PROBLEM TO WORK ON = Identify each line containing the word "Abstand" and copy it.

══ DATA TO USE ══

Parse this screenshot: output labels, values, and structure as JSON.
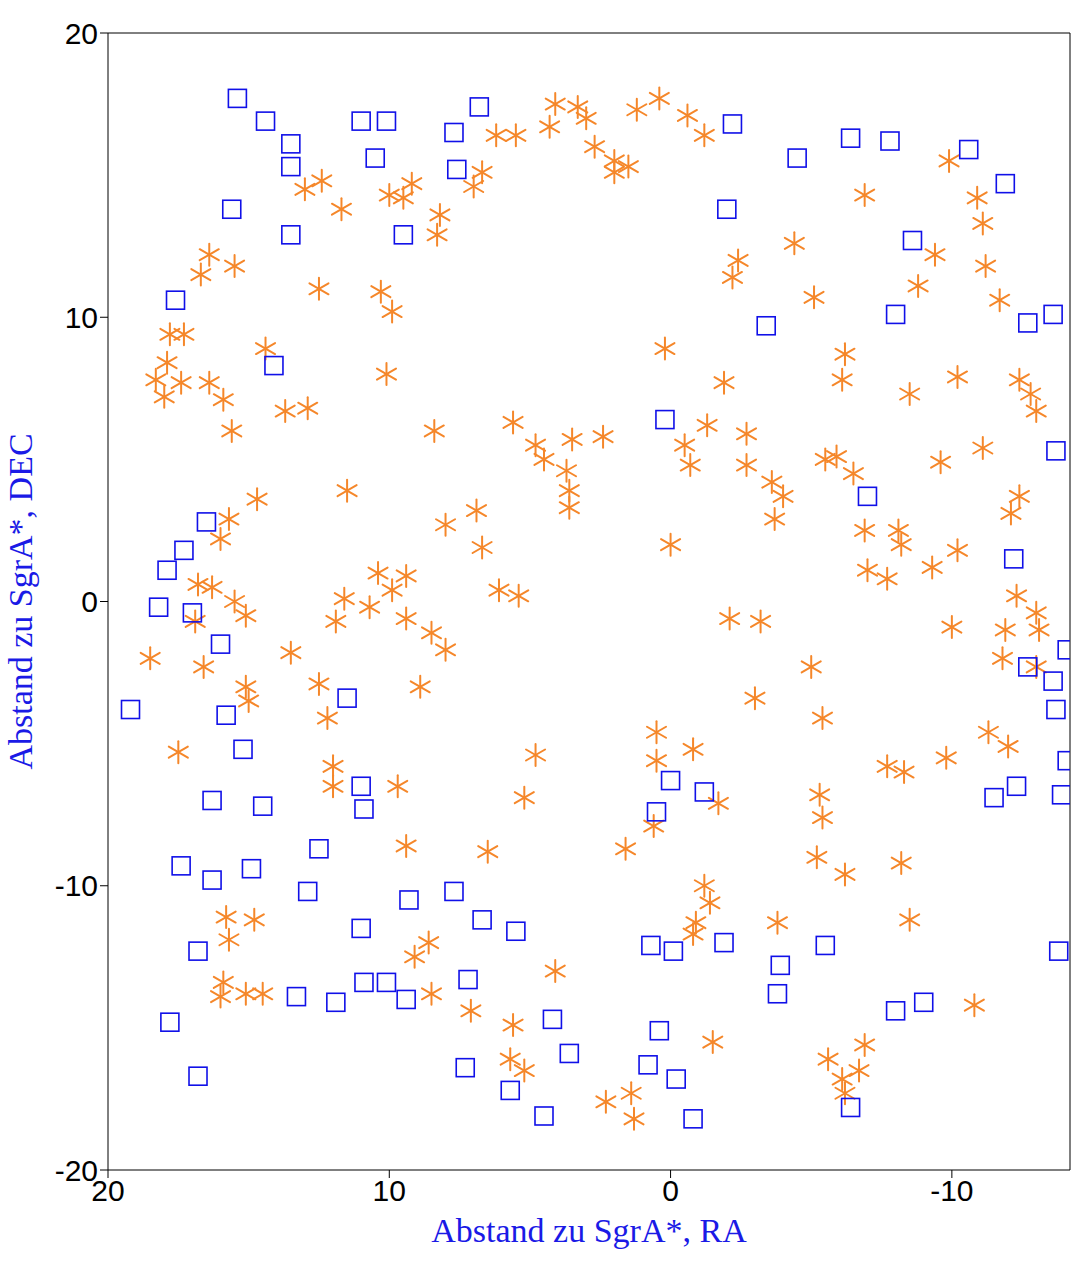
{
  "chart_data": {
    "type": "scatter",
    "xlabel": "Abstand zu SgrA*, RA",
    "ylabel": "Abstand zu SgrA*, DEC",
    "xlim": [
      20,
      -14.2
    ],
    "ylim": [
      -20,
      20
    ],
    "xticks": [
      20,
      10,
      0,
      -10
    ],
    "yticks": [
      -20,
      -10,
      0,
      10,
      20
    ],
    "series": [
      {
        "color": "#f5872a",
        "marker": "asterisk",
        "x": [
          4.1,
          3.3,
          3.0,
          2.7,
          1.2,
          0.4,
          -0.6,
          -1.2,
          5.5,
          6.2,
          6.7,
          7.0,
          4.3,
          2.0,
          1.5,
          2.0,
          8.2,
          8.3,
          9.2,
          10.0,
          9.5,
          12.4,
          13.0,
          11.7,
          12.5,
          16.4,
          16.7,
          15.5,
          17.8,
          17.3,
          17.9,
          18.3,
          18.0,
          17.4,
          16.4,
          15.9,
          15.6,
          14.4,
          10.3,
          9.9,
          10.1,
          13.7,
          12.9,
          11.5,
          14.7,
          15.7,
          16.0,
          16.8,
          16.3,
          15.5,
          15.1,
          16.9,
          16.6,
          18.5,
          17.5,
          15.1,
          15.0,
          12.5,
          13.5,
          11.6,
          11.9,
          10.7,
          9.9,
          9.4,
          9.4,
          10.4,
          8.5,
          8.0,
          8.9,
          12.2,
          12.0,
          12.0,
          9.7,
          9.4,
          6.5,
          4.8,
          5.2,
          8.6,
          9.1,
          8.5,
          7.1,
          5.6,
          5.7,
          5.2,
          4.1,
          15.8,
          15.7,
          14.8,
          15.9,
          15.1,
          16.0,
          14.5,
          6.7,
          6.1,
          5.4,
          6.9,
          8.0,
          8.4,
          4.8,
          4.5,
          5.6,
          3.5,
          3.7,
          3.6,
          3.6,
          2.4,
          -0.5,
          0.0,
          -1.3,
          -0.7,
          0.2,
          -2.4,
          -2.2,
          -1.9,
          -2.7,
          -2.7,
          -3.6,
          -4.0,
          -3.7,
          -3.2,
          -2.1,
          -3.0,
          -5.0,
          -5.4,
          -5.3,
          -5.4,
          0.5,
          0.5,
          -0.8,
          -1.7,
          0.6,
          1.6,
          -1.2,
          -1.4,
          -0.9,
          -0.8,
          -1.5,
          1.4,
          2.3,
          1.3,
          -3.8,
          -5.6,
          -6.1,
          -6.2,
          -6.7,
          -6.9,
          -6.2,
          -8.2,
          -4.4,
          -5.1,
          -6.2,
          -6.1,
          -5.9,
          -6.5,
          -5.5,
          -6.9,
          -8.1,
          -8.2,
          -7.0,
          -7.7,
          -9.3,
          -10.2,
          -12.4,
          -12.1,
          -11.1,
          -10.2,
          -9.6,
          -8.5,
          -8.8,
          -9.4,
          -11.2,
          -10.9,
          -11.1,
          -11.7,
          -12.4,
          -12.8,
          -13.0,
          -9.9,
          -6.9,
          -10.0,
          -11.9,
          -12.3,
          -13.0,
          -13.1,
          -11.8,
          -13.0,
          -11.3,
          -12.0,
          -7.7,
          -8.3,
          -9.8,
          -8.5,
          -10.8,
          -5.2
        ],
        "y": [
          17.5,
          17.4,
          17.0,
          16.0,
          17.3,
          17.7,
          17.1,
          16.4,
          16.4,
          16.4,
          15.1,
          14.6,
          16.7,
          15.5,
          15.3,
          15.1,
          13.6,
          12.9,
          14.7,
          14.3,
          14.2,
          14.8,
          14.5,
          13.8,
          11.0,
          12.2,
          11.5,
          11.8,
          9.4,
          9.4,
          8.4,
          7.8,
          7.2,
          7.7,
          7.7,
          7.1,
          6.0,
          8.9,
          10.9,
          10.2,
          8.0,
          6.7,
          6.8,
          3.9,
          3.6,
          2.9,
          2.2,
          0.6,
          0.5,
          0.0,
          -0.5,
          -0.7,
          -2.3,
          -2.0,
          -5.3,
          -3.0,
          -3.5,
          -2.9,
          -1.8,
          0.1,
          -0.7,
          -0.2,
          0.4,
          0.9,
          -0.6,
          1.0,
          -1.1,
          -1.7,
          -3.0,
          -4.1,
          -5.8,
          -6.5,
          -6.5,
          -8.6,
          -8.8,
          -5.4,
          -6.9,
          -12.0,
          -12.5,
          -13.8,
          -14.4,
          -14.9,
          -16.1,
          -16.5,
          -13.0,
          -11.1,
          -11.9,
          -11.2,
          -13.4,
          -13.8,
          -13.9,
          -13.8,
          1.9,
          0.4,
          0.2,
          3.2,
          2.7,
          6.0,
          5.5,
          5.0,
          6.3,
          5.7,
          4.6,
          3.9,
          3.3,
          5.8,
          5.5,
          2.0,
          6.2,
          4.8,
          8.9,
          12.0,
          11.4,
          7.7,
          5.9,
          4.8,
          4.2,
          3.7,
          2.9,
          -0.7,
          -0.6,
          -3.4,
          -2.3,
          -4.1,
          -6.8,
          -7.6,
          -4.6,
          -5.6,
          -5.2,
          -7.1,
          -7.9,
          -8.7,
          -10.0,
          -10.6,
          -11.3,
          -11.7,
          -15.5,
          -17.3,
          -17.6,
          -18.2,
          -11.3,
          -16.1,
          -16.8,
          -17.3,
          -16.5,
          -15.6,
          -9.6,
          -9.2,
          12.6,
          10.7,
          8.7,
          7.8,
          5.1,
          4.5,
          5.0,
          2.5,
          2.5,
          2.0,
          1.1,
          0.8,
          1.2,
          1.8,
          3.7,
          3.1,
          5.4,
          7.9,
          4.9,
          7.3,
          11.1,
          12.2,
          11.8,
          14.2,
          13.3,
          10.6,
          7.8,
          7.3,
          6.7,
          15.5,
          14.3,
          -0.9,
          -1.0,
          0.2,
          -0.4,
          -1.0,
          -2.0,
          -2.3,
          -4.6,
          -5.1,
          -5.8,
          -6.0,
          -5.5,
          -11.2,
          -14.2,
          -9.0
        ]
      },
      {
        "color": "#1010e8",
        "marker": "square",
        "x": [
          15.4,
          14.4,
          13.5,
          13.5,
          15.6,
          13.5,
          11.0,
          10.1,
          10.5,
          9.5,
          7.7,
          7.6,
          6.8,
          -2.2,
          -2.0,
          -6.4,
          -7.8,
          -4.5,
          -10.6,
          -11.9,
          -8.6,
          -8.0,
          -12.7,
          -13.6,
          -3.4,
          17.6,
          14.1,
          0.2,
          -7.0,
          -13.7,
          -12.2,
          16.5,
          17.3,
          17.9,
          18.2,
          17.0,
          16.0,
          19.2,
          11.5,
          15.8,
          15.2,
          16.3,
          14.5,
          17.4,
          14.9,
          16.3,
          12.5,
          12.9,
          11.0,
          10.9,
          0.0,
          0.5,
          -1.2,
          9.3,
          7.7,
          6.7,
          5.5,
          11.0,
          16.8,
          17.8,
          16.8,
          13.3,
          11.9,
          10.9,
          10.1,
          9.4,
          7.2,
          7.3,
          4.2,
          3.6,
          5.7,
          4.5,
          0.7,
          -0.1,
          -1.9,
          0.4,
          0.8,
          -0.2,
          -0.8,
          -5.5,
          -3.9,
          -3.8,
          -6.4,
          -8.0,
          -9.0,
          -13.8,
          -11.5,
          -12.3,
          -13.9,
          -14.1,
          -13.7,
          -13.6,
          -12.7,
          -14.1
        ],
        "y": [
          17.7,
          16.9,
          16.1,
          15.3,
          13.8,
          12.9,
          16.9,
          16.9,
          15.6,
          12.9,
          16.5,
          15.2,
          17.4,
          16.8,
          13.8,
          16.3,
          16.2,
          15.6,
          15.9,
          14.7,
          12.7,
          10.1,
          9.8,
          10.1,
          9.7,
          10.6,
          8.3,
          6.4,
          3.7,
          5.3,
          1.5,
          2.8,
          1.8,
          1.1,
          -0.2,
          -0.4,
          -1.5,
          -3.8,
          -3.4,
          -4.0,
          -5.2,
          -7.0,
          -7.2,
          -9.3,
          -9.4,
          -9.8,
          -8.7,
          -10.2,
          -6.5,
          -7.3,
          -6.3,
          -7.4,
          -6.7,
          -10.5,
          -10.2,
          -11.2,
          -11.6,
          -11.5,
          -12.3,
          -14.8,
          -16.7,
          -13.9,
          -14.1,
          -13.4,
          -13.4,
          -14.0,
          -13.3,
          -16.4,
          -14.7,
          -15.9,
          -17.2,
          -18.1,
          -12.1,
          -12.3,
          -12.0,
          -15.1,
          -16.3,
          -16.8,
          -18.2,
          -12.1,
          -12.8,
          -13.8,
          -17.8,
          -14.4,
          -14.1,
          -12.3,
          -6.9,
          -6.5,
          -6.8,
          -5.6,
          -3.8,
          -2.8,
          -2.3,
          -1.7
        ]
      }
    ]
  }
}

═══

RESULT OF THE TASK =
    "xlabel": "Abstand zu SgrA*, RA",
    "ylabel": "Abstand zu SgrA*, DEC",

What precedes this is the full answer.